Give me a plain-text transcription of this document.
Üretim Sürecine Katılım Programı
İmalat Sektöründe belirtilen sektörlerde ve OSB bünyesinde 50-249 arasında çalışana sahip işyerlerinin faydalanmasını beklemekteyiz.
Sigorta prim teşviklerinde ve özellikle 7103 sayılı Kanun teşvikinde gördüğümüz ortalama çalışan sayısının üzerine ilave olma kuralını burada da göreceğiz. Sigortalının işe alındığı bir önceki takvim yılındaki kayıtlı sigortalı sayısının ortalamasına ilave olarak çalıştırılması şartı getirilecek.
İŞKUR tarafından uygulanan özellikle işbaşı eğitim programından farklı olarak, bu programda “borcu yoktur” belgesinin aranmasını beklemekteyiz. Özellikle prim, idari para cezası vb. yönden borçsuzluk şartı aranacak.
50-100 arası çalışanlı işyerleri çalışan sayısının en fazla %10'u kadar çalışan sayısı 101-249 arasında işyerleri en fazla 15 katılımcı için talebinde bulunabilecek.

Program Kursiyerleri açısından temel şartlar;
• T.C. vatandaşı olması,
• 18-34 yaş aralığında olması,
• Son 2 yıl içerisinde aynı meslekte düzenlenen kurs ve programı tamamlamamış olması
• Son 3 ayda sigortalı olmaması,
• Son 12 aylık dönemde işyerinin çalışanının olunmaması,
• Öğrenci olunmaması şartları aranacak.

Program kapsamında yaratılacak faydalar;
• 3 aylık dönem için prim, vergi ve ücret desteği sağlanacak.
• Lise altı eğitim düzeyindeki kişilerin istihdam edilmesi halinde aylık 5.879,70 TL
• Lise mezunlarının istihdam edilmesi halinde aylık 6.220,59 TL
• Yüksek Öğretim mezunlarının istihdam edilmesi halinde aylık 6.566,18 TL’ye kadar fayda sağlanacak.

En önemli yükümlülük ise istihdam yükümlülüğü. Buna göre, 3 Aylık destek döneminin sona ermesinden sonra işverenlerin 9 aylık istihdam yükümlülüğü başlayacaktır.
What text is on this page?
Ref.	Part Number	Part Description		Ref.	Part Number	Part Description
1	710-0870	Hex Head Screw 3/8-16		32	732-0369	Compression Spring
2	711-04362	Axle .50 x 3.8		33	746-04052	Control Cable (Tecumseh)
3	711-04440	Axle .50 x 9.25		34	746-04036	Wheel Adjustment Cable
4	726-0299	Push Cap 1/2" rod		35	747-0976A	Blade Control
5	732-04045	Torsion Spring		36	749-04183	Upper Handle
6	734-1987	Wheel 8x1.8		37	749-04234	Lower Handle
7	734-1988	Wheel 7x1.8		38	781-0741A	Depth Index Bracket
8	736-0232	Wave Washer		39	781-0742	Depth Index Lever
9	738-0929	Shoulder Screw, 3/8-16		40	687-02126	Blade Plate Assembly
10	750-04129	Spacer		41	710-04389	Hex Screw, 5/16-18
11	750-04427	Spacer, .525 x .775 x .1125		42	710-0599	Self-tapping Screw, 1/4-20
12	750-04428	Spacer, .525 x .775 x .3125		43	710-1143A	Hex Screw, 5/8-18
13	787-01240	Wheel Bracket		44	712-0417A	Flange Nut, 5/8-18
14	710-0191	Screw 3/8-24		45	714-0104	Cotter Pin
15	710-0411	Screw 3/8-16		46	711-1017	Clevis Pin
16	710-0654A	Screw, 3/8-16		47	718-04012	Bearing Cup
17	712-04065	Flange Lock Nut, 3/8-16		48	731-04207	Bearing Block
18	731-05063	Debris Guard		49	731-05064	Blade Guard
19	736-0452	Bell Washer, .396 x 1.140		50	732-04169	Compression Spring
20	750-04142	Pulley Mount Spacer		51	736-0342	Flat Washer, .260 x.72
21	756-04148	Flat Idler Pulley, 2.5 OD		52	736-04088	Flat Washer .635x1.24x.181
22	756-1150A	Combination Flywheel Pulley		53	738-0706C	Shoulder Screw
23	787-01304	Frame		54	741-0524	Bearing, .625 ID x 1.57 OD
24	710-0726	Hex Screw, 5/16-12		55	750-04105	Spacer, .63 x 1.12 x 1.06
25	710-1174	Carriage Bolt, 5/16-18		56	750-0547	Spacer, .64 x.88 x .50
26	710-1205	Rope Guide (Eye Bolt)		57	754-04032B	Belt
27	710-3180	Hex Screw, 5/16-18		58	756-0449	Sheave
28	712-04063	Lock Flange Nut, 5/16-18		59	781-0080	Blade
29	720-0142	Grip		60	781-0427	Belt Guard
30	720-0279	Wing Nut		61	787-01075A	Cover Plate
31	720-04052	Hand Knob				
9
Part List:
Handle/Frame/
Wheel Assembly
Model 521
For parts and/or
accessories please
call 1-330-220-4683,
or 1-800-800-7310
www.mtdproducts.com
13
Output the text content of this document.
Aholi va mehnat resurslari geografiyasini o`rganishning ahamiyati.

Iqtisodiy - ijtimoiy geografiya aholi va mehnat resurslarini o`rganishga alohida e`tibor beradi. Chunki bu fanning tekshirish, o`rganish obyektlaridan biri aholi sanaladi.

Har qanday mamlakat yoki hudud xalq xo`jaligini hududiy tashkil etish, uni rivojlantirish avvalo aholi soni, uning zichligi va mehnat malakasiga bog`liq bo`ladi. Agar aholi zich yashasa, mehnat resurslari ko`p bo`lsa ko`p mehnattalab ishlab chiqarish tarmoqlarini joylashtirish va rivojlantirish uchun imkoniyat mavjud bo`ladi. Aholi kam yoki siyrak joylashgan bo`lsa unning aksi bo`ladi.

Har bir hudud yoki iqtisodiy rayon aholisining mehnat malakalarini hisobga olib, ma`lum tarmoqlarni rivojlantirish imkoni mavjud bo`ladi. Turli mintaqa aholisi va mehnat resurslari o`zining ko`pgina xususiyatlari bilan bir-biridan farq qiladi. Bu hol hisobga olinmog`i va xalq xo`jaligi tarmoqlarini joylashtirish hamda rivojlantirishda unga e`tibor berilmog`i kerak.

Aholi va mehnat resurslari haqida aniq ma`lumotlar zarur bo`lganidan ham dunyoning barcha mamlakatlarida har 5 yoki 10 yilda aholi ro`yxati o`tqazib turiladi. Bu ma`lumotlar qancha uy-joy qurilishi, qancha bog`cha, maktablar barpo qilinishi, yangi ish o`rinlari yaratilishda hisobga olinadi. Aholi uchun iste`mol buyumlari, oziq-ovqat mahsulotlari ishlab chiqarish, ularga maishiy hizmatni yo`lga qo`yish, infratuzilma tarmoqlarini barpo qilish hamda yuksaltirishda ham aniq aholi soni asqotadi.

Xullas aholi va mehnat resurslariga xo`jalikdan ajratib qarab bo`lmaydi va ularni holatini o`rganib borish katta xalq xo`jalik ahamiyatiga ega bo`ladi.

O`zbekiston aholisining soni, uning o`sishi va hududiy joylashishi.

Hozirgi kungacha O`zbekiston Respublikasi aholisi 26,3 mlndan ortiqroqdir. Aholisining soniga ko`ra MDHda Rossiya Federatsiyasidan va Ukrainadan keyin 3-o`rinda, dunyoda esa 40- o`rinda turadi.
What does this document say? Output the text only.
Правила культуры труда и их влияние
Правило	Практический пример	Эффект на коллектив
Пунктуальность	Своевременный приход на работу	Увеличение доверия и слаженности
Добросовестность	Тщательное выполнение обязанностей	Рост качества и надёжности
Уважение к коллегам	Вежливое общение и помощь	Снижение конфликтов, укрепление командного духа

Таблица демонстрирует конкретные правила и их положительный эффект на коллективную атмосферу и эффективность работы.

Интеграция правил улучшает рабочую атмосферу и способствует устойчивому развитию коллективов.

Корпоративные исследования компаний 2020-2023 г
*-*-*
### WRITTEN INSTRUCTION
Every entry must be quoted exactly as it appears above.

### RESULT
Give me a plain-text transcription of this document.
Üretim Sürecine Katılım Programı
İmalat Sektöründe belirtilen sektörlerde ve OSB bünyesinde 50-249 arasında çalışana sahip işyerlerinin faydalanmasını beklemekteyiz.
Sigorta prim teşviklerinde ve özellikle 7103 sayılı Kanun teşvikinde gördüğümüz ortalama çalışan sayısının üzerine ilave olma kuralını burada da göreceğiz. Sigortalının işe alındığı bir önceki takvim yılındaki kayıtlı sigortalı sayısının ortalamasına ilave olarak çalıştırılması şartı getirilecek.
İŞKUR tarafından uygulanan özellikle işbaşı eğitim programından farklı olarak, bu programda “borcu yoktur” belgesinin aranmasını beklemekteyiz. Özellikle prim, idari para cezası vb. yönden borçsuzluk şartı aranacak.
50-100 arası çalışanlı işyerleri çalışan sayısının en fazla %10'u kadar çalışan sayısı 101-249 arasında işyerleri en fazla 15 katılımcı için talebinde bulunabilecek.

Program Kursiyerleri açısından temel şartlar;
• T.C. vatandaşı olması,
• 18-34 yaş aralığında olması,
• Son 2 yıl içerisinde aynı meslekte düzenlenen kurs ve programı tamamlamamış olması
• Son 3 ayda sigortalı olmaması,
• Son 12 aylık dönemde işyerinin çalışanının olunmaması,
• Öğrenci olunmaması şartları aranacak.

Program kapsamında yaratılacak faydalar;
• 3 aylık dönem için prim, vergi ve ücret desteği sağlanacak.
• Lise altı eğitim düzeyindeki kişilerin istihdam edilmesi halinde aylık 5.879,70 TL
• Lise mezunlarının istihdam edilmesi halinde aylık 6.220,59 TL
• Yüksek Öğretim mezunlarının istihdam edilmesi halinde aylık 6.566,18 TL’ye kadar fayda sağlanacak.

En önemli yükümlülük ise istihdam yükümlülüğü. Buna göre, 3 Aylık destek döneminin sona ermesinden sonra işverenlerin 9 aylık istihdam yükümlülüğü başlayacaktır.
What text is on this page?
Ref.	Part Number	Part Description		Ref.	Part Number	Part Description
1	710-0870	Hex Head Screw 3/8-16		32	732-0369	Compression Spring
2	711-04362	Axle .50 x 3.8		33	746-04052	Control Cable (Tecumseh)
3	711-04440	Axle .50 x 9.25		34	746-04036	Wheel Adjustment Cable
4	726-0299	Push Cap 1/2" rod		35	747-0976A	Blade Control
5	732-04045	Torsion Spring		36	749-04183	Upper Handle
6	734-1987	Wheel 8x1.8		37	749-04234	Lower Handle
7	734-1988	Wheel 7x1.8		38	781-0741A	Depth Index Bracket
8	736-0232	Wave Washer		39	781-0742	Depth Index Lever
9	738-0929	Shoulder Screw, 3/8-16		40	687-02126	Blade Plate Assembly
10	750-04129	Spacer		41	710-04389	Hex Screw, 5/16-18
11	750-04427	Spacer, .525 x .775 x .1125		42	710-0599	Self-tapping Screw, 1/4-20
12	750-04428	Spacer, .525 x .775 x .3125		43	710-1143A	Hex Screw, 5/8-18
13	787-01240	Wheel Bracket		44	712-0417A	Flange Nut, 5/8-18
14	710-0191	Screw 3/8-24		45	714-0104	Cotter Pin
15	710-0411	Screw 3/8-16		46	711-1017	Clevis Pin
16	710-0654A	Screw, 3/8-16		47	718-04012	Bearing Cup
17	712-04065	Flange Lock Nut, 3/8-16		48	731-04207	Bearing Block
18	731-05063	Debris Guard		49	731-05064	Blade Guard
19	736-0452	Bell Washer, .396 x 1.140		50	732-04169	Compression Spring
20	750-04142	Pulley Mount Spacer		51	736-0342	Flat Washer, .260 x.72
21	756-04148	Flat Idler Pulley, 2.5 OD		52	736-04088	Flat Washer .635x1.24x.181
22	756-1150A	Combination Flywheel Pulley		53	738-0706C	Shoulder Screw
23	787-01304	Frame		54	741-0524	Bearing, .625 ID x 1.57 OD
24	710-0726	Hex Screw, 5/16-12		55	750-04105	Spacer, .63 x 1.12 x 1.06
25	710-1174	Carriage Bolt, 5/16-18		56	750-0547	Spacer, .64 x.88 x .50
26	710-1205	Rope Guide (Eye Bolt)		57	754-04032B	Belt
27	710-3180	Hex Screw, 5/16-18		58	756-0449	Sheave
28	712-04063	Lock Flange Nut, 5/16-18		59	781-0080	Blade
29	720-0142	Grip		60	781-0427	Belt Guard
30	720-0279	Wing Nut		61	787-01075A	Cover Plate
31	720-04052	Hand Knob				
9
Part List:
Handle/Frame/
Wheel Assembly
Model 521
For parts and/or
accessories please
call 1-330-220-4683,
or 1-800-800-7310
www.mtdproducts.com
13
Output the text content of this document.
Aholi va mehnat resurslari geografiyasini o`rganishning ahamiyati.

Iqtisodiy - ijtimoiy geografiya aholi va mehnat resurslarini o`rganishga alohida e`tibor beradi. Chunki bu fanning tekshirish, o`rganish obyektlaridan biri aholi sanaladi.

Har qanday mamlakat yoki hudud xalq xo`jaligini hududiy tashkil etish, uni rivojlantirish avvalo aholi soni, uning zichligi va mehnat malakasiga bog`liq bo`ladi. Agar aholi zich yashasa, mehnat resurslari ko`p bo`lsa ko`p mehnattalab ishlab chiqarish tarmoqlarini joylashtirish va rivojlantirish uchun imkoniyat mavjud bo`ladi. Aholi kam yoki siyrak joylashgan bo`lsa unning aksi bo`ladi.

Har bir hudud yoki iqtisodiy rayon aholisining mehnat malakalarini hisobga olib, ma`lum tarmoqlarni rivojlantirish imkoni mavjud bo`ladi. Turli mintaqa aholisi va mehnat resurslari o`zining ko`pgina xususiyatlari bilan bir-biridan farq qiladi. Bu hol hisobga olinmog`i va xalq xo`jaligi tarmoqlarini joylashtirish hamda rivojlantirishda unga e`tibor berilmog`i kerak.

Aholi va mehnat resurslari haqida aniq ma`lumotlar zarur bo`lganidan ham dunyoning barcha mamlakatlarida har 5 yoki 10 yilda aholi ro`yxati o`tqazib turiladi. Bu ma`lumotlar qancha uy-joy qurilishi, qancha bog`cha, maktablar barpo qilinishi, yangi ish o`rinlari yaratilishda hisobga olinadi. Aholi uchun iste`mol buyumlari, oziq-ovqat mahsulotlari ishlab chiqarish, ularga maishiy hizmatni yo`lga qo`yish, infratuzilma tarmoqlarini barpo qilish hamda yuksaltirishda ham aniq aholi soni asqotadi.

Xullas aholi va mehnat resurslariga xo`jalikdan ajratib qarab bo`lmaydi va ularni holatini o`rganib borish katta xalq xo`jalik ahamiyatiga ega bo`ladi.

O`zbekiston aholisining soni, uning o`sishi va hududiy joylashishi.

Hozirgi kungacha O`zbekiston Respublikasi aholisi 26,3 mlndan ortiqroqdir. Aholisining soniga ko`ra MDHda Rossiya Federatsiyasidan va Ukrainadan keyin 3-o`rinda, dunyoda esa 40- o`rinda turadi.
What does this document say? Output the text only.
Правила культуры труда и их влияние
Правило	Практический пример	Эффект на коллектив
Пунктуальность	Своевременный приход на работу	Увеличение доверия и слаженности
Добросовестность	Тщательное выполнение обязанностей	Рост качества и надёжности
Уважение к коллегам	Вежливое общение и помощь	Снижение конфликтов, укрепление командного духа

Таблица демонстрирует конкретные правила и их положительный эффект на коллективную атмосферу и эффективность работы.

Интеграция правил улучшает рабочую атмосферу и способствует устойчивому развитию коллективов.

Корпоративные исследования компаний 2020-2023 г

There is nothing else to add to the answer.